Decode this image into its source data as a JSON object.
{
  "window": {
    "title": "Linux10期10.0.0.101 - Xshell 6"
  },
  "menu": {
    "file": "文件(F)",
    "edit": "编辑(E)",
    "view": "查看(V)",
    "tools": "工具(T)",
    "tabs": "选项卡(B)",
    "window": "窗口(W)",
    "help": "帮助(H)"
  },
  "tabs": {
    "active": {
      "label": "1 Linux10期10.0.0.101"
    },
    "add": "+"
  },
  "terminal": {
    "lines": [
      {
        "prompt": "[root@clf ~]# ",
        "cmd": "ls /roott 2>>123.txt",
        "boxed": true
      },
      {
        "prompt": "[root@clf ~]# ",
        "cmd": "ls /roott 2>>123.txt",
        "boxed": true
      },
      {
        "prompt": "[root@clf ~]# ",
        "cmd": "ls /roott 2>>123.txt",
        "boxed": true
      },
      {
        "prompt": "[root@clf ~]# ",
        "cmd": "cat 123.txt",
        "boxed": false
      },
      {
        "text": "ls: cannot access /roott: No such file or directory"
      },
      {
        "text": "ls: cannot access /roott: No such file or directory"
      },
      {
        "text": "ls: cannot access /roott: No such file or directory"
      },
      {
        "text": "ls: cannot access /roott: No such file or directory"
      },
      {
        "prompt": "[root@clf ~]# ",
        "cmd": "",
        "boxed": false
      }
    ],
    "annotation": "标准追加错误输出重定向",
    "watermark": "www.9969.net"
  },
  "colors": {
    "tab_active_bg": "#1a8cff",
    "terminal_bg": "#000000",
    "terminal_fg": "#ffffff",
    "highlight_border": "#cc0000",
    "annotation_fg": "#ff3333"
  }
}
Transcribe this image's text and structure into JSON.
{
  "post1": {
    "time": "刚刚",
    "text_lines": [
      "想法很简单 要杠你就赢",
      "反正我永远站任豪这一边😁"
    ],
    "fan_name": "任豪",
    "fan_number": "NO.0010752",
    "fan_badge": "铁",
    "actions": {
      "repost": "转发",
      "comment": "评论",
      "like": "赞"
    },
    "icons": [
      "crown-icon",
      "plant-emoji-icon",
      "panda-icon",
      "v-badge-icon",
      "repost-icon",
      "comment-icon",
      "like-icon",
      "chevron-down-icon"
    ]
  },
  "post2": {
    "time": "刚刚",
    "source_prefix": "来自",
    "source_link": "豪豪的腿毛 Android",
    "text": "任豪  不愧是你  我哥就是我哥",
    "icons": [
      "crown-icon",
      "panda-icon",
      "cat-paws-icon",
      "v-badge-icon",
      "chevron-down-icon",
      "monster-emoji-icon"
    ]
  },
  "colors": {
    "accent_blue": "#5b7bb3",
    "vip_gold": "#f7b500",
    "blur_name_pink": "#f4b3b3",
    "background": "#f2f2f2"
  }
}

● **Given task**: From the data above, copy each line that holds "this".

● **Reply to the exercise**:
Decode this image into its source data as a JSON object.
Transcribe this image's text and structure into JSON.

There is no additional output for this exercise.